START

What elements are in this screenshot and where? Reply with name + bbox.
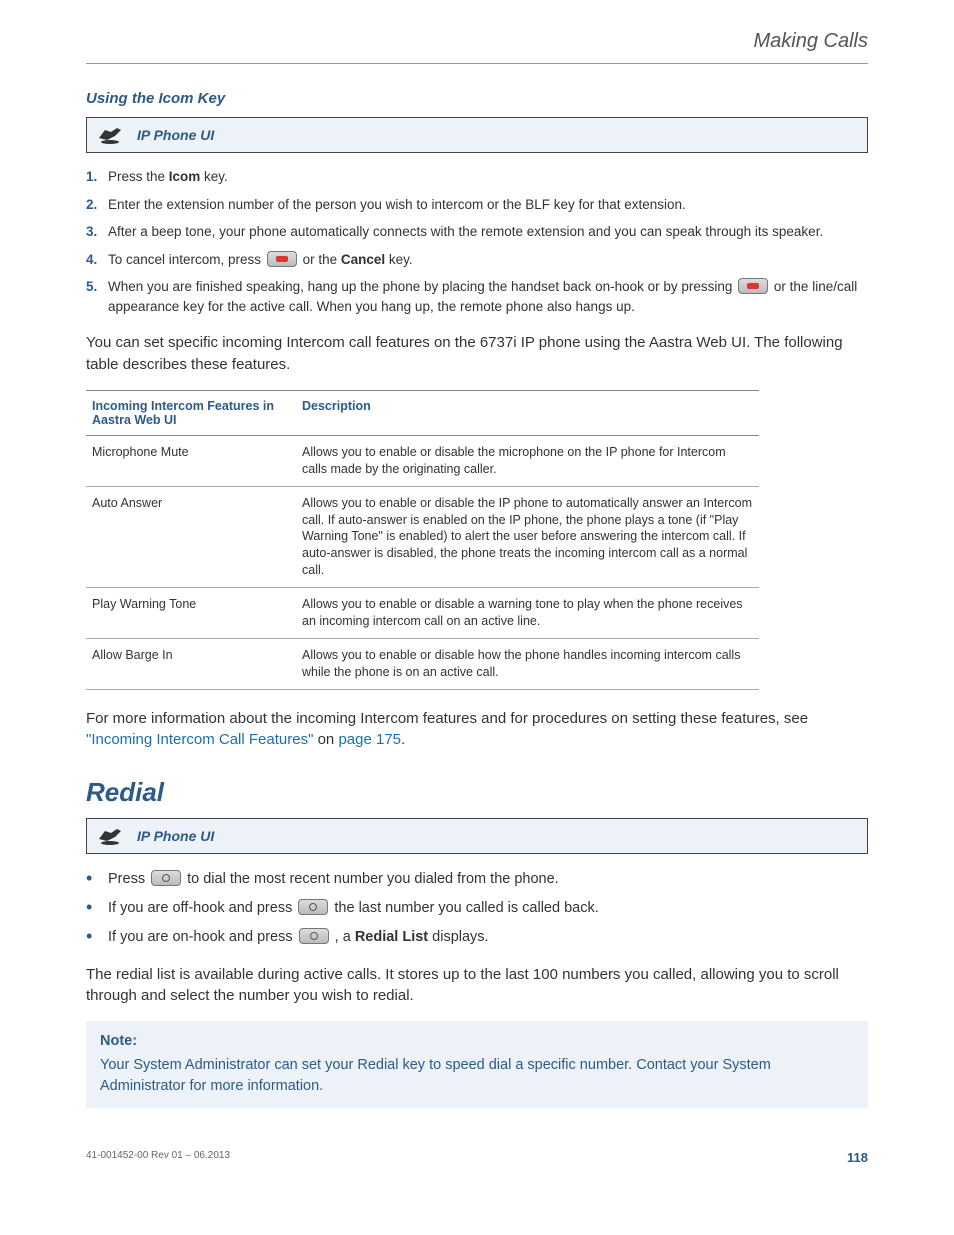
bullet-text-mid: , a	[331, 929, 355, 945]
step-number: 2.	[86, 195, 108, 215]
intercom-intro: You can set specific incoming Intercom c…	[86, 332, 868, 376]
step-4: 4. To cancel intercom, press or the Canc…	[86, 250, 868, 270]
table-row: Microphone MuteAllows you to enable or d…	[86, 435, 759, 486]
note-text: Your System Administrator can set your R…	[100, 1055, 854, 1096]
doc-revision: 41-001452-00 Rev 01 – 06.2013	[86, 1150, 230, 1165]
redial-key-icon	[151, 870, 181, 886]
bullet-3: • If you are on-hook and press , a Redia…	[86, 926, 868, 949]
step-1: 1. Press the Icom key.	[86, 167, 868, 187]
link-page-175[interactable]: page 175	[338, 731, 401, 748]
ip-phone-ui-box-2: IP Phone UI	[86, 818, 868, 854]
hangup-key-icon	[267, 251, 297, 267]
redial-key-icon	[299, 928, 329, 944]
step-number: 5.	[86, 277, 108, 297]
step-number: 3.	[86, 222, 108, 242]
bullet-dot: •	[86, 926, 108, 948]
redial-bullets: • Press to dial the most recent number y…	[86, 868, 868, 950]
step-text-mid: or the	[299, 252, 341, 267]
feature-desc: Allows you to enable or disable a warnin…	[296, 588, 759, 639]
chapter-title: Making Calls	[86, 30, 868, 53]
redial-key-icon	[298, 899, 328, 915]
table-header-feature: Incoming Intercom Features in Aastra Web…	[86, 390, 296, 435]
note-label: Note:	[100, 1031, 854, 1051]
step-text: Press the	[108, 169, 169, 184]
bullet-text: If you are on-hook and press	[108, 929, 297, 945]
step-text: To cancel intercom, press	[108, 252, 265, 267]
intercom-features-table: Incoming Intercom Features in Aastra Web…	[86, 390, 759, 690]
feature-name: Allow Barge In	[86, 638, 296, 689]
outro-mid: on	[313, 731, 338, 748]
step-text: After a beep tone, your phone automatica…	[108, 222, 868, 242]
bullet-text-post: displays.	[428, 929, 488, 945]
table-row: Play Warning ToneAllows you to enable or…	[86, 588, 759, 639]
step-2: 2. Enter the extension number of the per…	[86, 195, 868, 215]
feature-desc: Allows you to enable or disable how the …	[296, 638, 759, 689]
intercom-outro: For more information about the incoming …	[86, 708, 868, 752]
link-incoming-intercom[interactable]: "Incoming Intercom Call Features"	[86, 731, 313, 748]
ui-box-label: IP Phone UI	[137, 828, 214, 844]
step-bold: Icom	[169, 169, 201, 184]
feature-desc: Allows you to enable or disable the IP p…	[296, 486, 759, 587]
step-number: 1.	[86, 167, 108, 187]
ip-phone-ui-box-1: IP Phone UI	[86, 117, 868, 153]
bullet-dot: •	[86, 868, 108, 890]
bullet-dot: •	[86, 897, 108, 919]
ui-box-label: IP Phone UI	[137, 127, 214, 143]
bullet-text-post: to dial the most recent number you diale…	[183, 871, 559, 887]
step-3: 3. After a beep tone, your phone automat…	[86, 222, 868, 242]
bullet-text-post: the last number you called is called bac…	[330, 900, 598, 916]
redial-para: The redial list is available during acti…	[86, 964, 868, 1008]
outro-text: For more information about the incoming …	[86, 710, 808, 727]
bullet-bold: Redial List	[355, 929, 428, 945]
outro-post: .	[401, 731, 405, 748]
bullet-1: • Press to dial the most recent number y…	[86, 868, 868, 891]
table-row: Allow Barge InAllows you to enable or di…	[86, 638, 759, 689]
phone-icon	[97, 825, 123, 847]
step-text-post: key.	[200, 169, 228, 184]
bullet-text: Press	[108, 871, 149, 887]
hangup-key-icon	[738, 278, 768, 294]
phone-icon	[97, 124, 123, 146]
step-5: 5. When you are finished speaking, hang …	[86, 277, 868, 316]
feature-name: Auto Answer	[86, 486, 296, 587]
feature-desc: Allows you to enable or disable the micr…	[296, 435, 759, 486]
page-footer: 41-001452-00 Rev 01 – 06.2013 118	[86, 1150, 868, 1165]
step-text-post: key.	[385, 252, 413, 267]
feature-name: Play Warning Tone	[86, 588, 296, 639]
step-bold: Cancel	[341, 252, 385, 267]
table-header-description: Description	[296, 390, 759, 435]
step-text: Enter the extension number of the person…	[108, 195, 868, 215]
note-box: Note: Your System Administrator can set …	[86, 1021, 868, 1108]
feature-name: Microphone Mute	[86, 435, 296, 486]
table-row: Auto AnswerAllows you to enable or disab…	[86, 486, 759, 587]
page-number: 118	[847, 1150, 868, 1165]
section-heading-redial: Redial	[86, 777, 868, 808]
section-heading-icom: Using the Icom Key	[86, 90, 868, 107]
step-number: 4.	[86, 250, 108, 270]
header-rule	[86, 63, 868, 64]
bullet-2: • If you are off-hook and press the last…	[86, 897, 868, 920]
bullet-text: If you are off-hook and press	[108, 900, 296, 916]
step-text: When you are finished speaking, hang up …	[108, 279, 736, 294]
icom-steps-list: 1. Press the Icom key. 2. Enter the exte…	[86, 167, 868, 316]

END
START

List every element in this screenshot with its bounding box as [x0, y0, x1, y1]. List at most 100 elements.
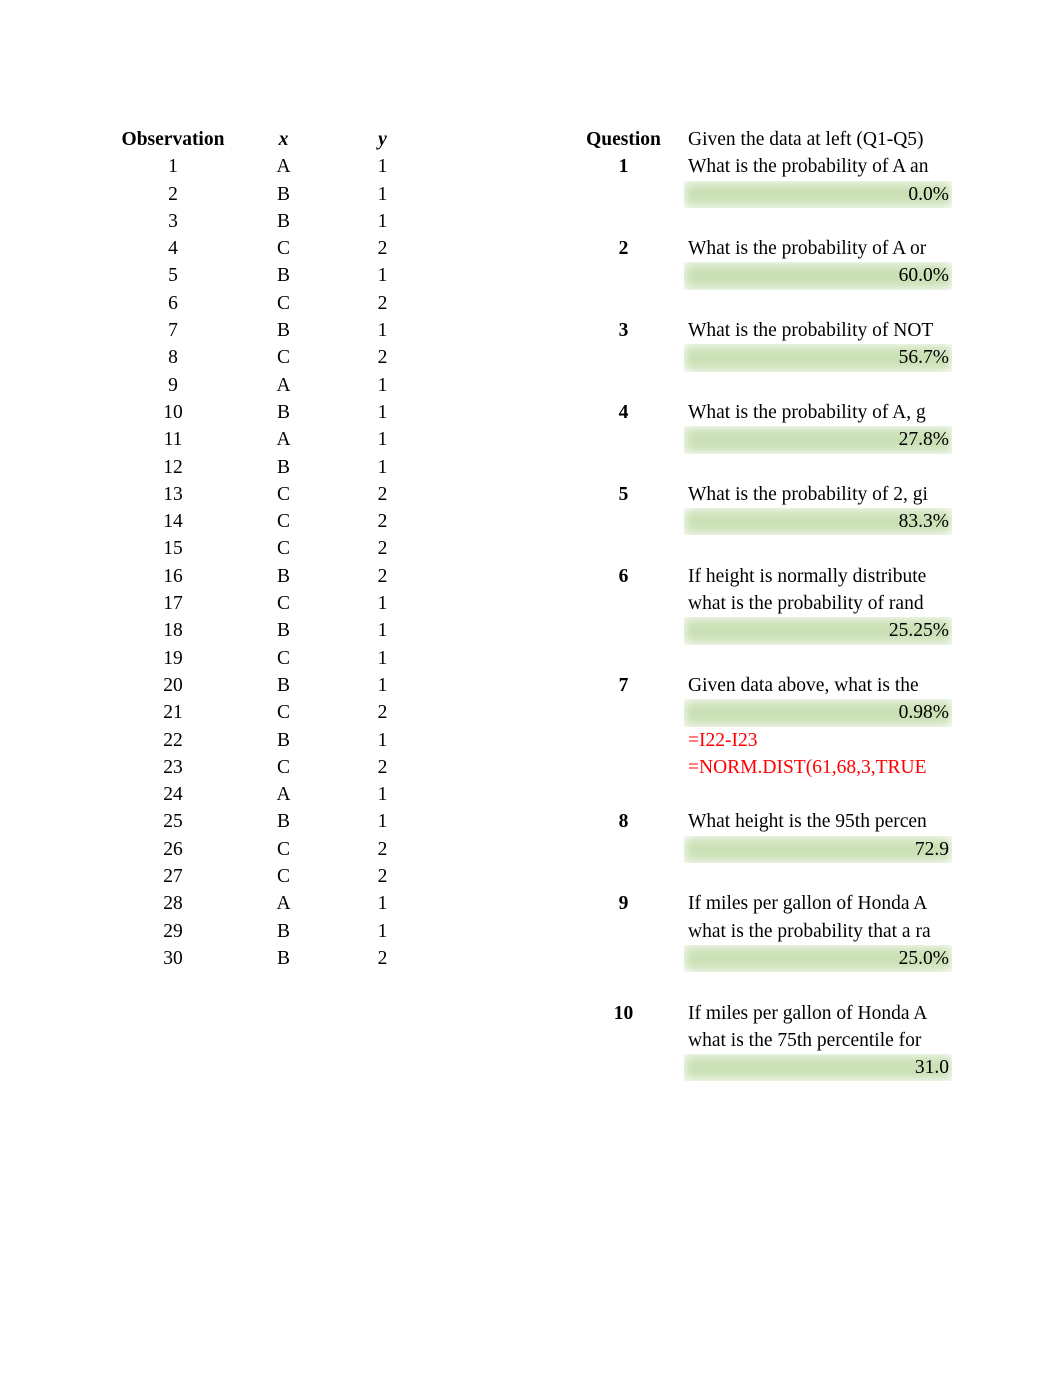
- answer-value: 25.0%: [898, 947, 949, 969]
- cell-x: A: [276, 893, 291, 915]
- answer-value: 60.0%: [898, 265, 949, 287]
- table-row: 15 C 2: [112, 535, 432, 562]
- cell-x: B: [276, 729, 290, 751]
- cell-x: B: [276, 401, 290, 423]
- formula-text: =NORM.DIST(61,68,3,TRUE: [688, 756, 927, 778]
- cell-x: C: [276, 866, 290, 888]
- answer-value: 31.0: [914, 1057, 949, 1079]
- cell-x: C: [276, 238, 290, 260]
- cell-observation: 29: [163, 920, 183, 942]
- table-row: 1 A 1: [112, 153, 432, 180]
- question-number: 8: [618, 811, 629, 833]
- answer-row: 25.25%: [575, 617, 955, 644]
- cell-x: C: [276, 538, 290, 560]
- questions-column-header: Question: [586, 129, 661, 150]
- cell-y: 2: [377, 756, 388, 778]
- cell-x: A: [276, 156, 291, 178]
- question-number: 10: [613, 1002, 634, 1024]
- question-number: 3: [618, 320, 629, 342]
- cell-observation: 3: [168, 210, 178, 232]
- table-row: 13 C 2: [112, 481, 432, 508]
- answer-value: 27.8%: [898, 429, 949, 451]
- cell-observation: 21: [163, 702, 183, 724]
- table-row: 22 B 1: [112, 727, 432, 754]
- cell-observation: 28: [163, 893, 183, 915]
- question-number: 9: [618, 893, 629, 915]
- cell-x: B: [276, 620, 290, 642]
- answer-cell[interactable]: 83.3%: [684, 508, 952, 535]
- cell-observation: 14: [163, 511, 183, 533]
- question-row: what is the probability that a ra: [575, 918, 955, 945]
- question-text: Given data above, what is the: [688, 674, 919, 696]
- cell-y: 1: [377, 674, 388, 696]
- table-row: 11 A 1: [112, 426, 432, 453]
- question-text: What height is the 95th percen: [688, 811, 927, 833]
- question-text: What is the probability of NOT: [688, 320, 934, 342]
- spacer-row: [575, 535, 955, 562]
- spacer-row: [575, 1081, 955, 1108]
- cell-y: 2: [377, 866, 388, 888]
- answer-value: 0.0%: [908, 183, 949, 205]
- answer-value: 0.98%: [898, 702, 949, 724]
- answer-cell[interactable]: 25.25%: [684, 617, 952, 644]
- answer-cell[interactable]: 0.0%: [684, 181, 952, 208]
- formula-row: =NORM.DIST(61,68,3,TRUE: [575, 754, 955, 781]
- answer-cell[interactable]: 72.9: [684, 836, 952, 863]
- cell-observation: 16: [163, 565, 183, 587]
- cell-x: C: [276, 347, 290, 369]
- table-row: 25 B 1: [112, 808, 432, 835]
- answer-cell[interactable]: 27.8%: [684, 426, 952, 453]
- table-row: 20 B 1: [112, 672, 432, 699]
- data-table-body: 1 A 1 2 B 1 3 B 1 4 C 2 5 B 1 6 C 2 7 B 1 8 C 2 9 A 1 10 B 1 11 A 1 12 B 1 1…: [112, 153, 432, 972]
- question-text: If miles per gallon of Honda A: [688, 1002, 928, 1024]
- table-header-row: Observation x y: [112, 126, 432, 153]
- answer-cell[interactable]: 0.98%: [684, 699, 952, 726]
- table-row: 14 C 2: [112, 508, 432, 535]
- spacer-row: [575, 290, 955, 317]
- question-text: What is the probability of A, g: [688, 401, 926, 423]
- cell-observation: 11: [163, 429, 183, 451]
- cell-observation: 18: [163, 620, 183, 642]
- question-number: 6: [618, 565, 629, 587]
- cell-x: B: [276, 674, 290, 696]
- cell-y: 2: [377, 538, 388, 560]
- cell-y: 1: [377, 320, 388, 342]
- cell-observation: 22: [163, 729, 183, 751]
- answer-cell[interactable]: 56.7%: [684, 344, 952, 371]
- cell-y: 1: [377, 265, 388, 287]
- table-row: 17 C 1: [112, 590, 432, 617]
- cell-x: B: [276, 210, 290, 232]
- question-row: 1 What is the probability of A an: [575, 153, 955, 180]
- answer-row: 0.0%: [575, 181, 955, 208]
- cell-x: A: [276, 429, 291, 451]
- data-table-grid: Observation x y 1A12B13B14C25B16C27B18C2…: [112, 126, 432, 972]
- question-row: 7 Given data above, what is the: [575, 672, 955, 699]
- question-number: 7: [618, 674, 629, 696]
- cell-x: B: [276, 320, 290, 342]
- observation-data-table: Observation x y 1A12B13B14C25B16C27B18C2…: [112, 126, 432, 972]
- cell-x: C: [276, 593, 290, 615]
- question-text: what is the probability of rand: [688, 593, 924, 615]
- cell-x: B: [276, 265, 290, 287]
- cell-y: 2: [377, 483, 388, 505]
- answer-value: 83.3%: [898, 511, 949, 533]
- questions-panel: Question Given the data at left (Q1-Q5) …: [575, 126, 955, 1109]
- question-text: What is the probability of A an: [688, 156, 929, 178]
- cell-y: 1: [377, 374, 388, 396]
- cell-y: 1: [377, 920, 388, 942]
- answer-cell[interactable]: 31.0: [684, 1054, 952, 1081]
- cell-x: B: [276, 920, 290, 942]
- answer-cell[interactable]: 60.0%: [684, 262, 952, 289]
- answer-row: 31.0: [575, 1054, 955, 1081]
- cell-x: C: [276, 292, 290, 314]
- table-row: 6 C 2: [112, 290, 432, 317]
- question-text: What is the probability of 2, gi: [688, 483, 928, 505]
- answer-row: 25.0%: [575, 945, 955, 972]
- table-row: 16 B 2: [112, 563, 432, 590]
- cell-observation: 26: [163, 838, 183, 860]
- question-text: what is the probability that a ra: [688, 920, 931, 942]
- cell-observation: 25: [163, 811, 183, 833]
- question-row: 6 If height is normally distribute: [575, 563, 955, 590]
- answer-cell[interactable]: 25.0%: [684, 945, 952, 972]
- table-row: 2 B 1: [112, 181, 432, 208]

END

— Task details —
Extract the lines between the one containing "- answer-value: 25.0%: [898, 947, 949, 969]" and the one containing "- cell-observation: 29: [163, 920, 183, 942]", inclusive, and repeat them verbatim.

— Full solution —
- answer-value: 25.0%: [898, 947, 949, 969]
- cell-x: A: [276, 893, 291, 915]
- answer-value: 60.0%: [898, 265, 949, 287]
- table-row: 15 C 2: [112, 535, 432, 562]
- cell-x: B: [276, 729, 290, 751]
- cell-x: B: [276, 401, 290, 423]
- formula-text: =NORM.DIST(61,68,3,TRUE: [688, 756, 927, 778]
- cell-x: C: [276, 866, 290, 888]
- answer-value: 31.0: [914, 1057, 949, 1079]
- cell-x: C: [276, 238, 290, 260]
- cell-observation: 29: [163, 920, 183, 942]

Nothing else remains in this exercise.